### PROBLEM TO WORK ON
Your task is to repeat all of the material exactly.

Extracted records:
## begin

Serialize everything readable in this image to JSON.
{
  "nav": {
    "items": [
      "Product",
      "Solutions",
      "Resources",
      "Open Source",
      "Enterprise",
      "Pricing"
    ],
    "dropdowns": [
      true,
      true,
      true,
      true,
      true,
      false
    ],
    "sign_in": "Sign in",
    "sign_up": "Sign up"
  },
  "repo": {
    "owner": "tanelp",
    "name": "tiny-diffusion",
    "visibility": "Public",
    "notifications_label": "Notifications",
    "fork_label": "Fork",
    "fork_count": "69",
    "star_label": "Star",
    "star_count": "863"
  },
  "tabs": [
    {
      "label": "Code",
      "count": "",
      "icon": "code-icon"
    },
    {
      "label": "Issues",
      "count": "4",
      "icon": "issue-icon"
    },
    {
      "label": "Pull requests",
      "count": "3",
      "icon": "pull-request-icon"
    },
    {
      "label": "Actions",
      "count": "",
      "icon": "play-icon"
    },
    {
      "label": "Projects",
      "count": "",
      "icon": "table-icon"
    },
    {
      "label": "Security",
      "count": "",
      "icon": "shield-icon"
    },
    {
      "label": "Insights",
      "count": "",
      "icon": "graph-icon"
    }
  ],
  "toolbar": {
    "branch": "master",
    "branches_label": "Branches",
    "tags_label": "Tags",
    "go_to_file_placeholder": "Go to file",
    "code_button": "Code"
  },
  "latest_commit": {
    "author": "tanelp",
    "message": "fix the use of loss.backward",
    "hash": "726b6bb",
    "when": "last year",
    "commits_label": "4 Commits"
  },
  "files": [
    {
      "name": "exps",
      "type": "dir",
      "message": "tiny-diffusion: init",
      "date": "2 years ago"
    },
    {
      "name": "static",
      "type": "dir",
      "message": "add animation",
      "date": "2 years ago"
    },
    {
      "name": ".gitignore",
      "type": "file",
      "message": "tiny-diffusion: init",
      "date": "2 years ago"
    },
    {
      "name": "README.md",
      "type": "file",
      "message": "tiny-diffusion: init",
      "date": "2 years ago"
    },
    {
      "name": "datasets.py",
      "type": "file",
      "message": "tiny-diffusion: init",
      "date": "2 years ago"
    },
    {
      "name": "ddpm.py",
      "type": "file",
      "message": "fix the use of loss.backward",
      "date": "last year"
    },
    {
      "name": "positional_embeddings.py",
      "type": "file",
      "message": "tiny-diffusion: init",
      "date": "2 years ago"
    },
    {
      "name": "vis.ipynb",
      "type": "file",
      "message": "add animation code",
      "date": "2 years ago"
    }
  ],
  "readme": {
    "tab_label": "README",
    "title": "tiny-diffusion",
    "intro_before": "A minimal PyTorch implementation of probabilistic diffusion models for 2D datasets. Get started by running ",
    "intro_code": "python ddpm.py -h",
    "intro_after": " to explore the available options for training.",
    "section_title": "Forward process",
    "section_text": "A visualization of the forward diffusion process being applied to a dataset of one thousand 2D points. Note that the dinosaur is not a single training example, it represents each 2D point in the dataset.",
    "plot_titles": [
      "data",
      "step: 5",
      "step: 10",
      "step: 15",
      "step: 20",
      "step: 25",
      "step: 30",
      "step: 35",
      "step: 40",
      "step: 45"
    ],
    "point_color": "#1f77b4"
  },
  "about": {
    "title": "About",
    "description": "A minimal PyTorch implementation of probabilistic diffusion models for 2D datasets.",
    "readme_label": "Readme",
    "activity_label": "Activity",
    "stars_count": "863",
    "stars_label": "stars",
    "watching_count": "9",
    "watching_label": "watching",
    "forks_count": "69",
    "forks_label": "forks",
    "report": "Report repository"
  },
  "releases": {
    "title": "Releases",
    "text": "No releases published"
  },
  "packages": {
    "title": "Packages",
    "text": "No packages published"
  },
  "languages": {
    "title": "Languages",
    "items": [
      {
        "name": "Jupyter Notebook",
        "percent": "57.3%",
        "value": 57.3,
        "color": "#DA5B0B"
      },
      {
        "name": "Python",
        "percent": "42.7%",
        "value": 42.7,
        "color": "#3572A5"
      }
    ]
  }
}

## end

### TASK RESPONSE
Serialize everything readable in this image to JSON.
{
  "nav": {
    "items": [
      "Product",
      "Solutions",
      "Resources",
      "Open Source",
      "Enterprise",
      "Pricing"
    ],
    "dropdowns": [
      true,
      true,
      true,
      true,
      true,
      false
    ],
    "sign_in": "Sign in",
    "sign_up": "Sign up"
  },
  "repo": {
    "owner": "tanelp",
    "name": "tiny-diffusion",
    "visibility": "Public",
    "notifications_label": "Notifications",
    "fork_label": "Fork",
    "fork_count": "69",
    "star_label": "Star",
    "star_count": "863"
  },
  "tabs": [
    {
      "label": "Code",
      "count": "",
      "icon": "code-icon"
    },
    {
      "label": "Issues",
      "count": "4",
      "icon": "issue-icon"
    },
    {
      "label": "Pull requests",
      "count": "3",
      "icon": "pull-request-icon"
    },
    {
      "label": "Actions",
      "count": "",
      "icon": "play-icon"
    },
    {
      "label": "Projects",
      "count": "",
      "icon": "table-icon"
    },
    {
      "label": "Security",
      "count": "",
      "icon": "shield-icon"
    },
    {
      "label": "Insights",
      "count": "",
      "icon": "graph-icon"
    }
  ],
  "toolbar": {
    "branch": "master",
    "branches_label": "Branches",
    "tags_label": "Tags",
    "go_to_file_placeholder": "Go to file",
    "code_button": "Code"
  },
  "latest_commit": {
    "author": "tanelp",
    "message": "fix the use of loss.backward",
    "hash": "726b6bb",
    "when": "last year",
    "commits_label": "4 Commits"
  },
  "files": [
    {
      "name": "exps",
      "type": "dir",
      "message": "tiny-diffusion: init",
      "date": "2 years ago"
    },
    {
      "name": "static",
      "type": "dir",
      "message": "add animation",
      "date": "2 years ago"
    },
    {
      "name": ".gitignore",
      "type": "file",
      "message": "tiny-diffusion: init",
      "date": "2 years ago"
    },
    {
      "name": "README.md",
      "type": "file",
      "message": "tiny-diffusion: init",
      "date": "2 years ago"
    },
    {
      "name": "datasets.py",
      "type": "file",
      "message": "tiny-diffusion: init",
      "date": "2 years ago"
    },
    {
      "name": "ddpm.py",
      "type": "file",
      "message": "fix the use of loss.backward",
      "date": "last year"
    },
    {
      "name": "positional_embeddings.py",
      "type": "file",
      "message": "tiny-diffusion: init",
      "date": "2 years ago"
    },
    {
      "name": "vis.ipynb",
      "type": "file",
      "message": "add animation code",
      "date": "2 years ago"
    }
  ],
  "readme": {
    "tab_label": "README",
    "title": "tiny-diffusion",
    "intro_before": "A minimal PyTorch implementation of probabilistic diffusion models for 2D datasets. Get started by running ",
    "intro_code": "python ddpm.py -h",
    "intro_after": " to explore the available options for training.",
    "section_title": "Forward process",
    "section_text": "A visualization of the forward diffusion process being applied to a dataset of one thousand 2D points. Note that the dinosaur is not a single training example, it represents each 2D point in the dataset.",
    "plot_titles": [
      "data",
      "step: 5",
      "step: 10",
      "step: 15",
      "step: 20",
      "step: 25",
      "step: 30",
      "step: 35",
      "step: 40",
      "step: 45"
    ],
    "point_color": "#1f77b4"
  },
  "about": {
    "title": "About",
    "description": "A minimal PyTorch implementation of probabilistic diffusion models for 2D datasets.",
    "readme_label": "Readme",
    "activity_label": "Activity",
    "stars_count": "863",
    "stars_label": "stars",
    "watching_count": "9",
    "watching_label": "watching",
    "forks_count": "69",
    "forks_label": "forks",
    "report": "Report repository"
  },
  "releases": {
    "title": "Releases",
    "text": "No releases published"
  },
  "packages": {
    "title": "Packages",
    "text": "No packages published"
  },
  "languages": {
    "title": "Languages",
    "items": [
      {
        "name": "Jupyter Notebook",
        "percent": "57.3%",
        "value": 57.3,
        "color": "#DA5B0B"
      },
      {
        "name": "Python",
        "percent": "42.7%",
        "value": 42.7,
        "color": "#3572A5"
      }
    ]
  }
}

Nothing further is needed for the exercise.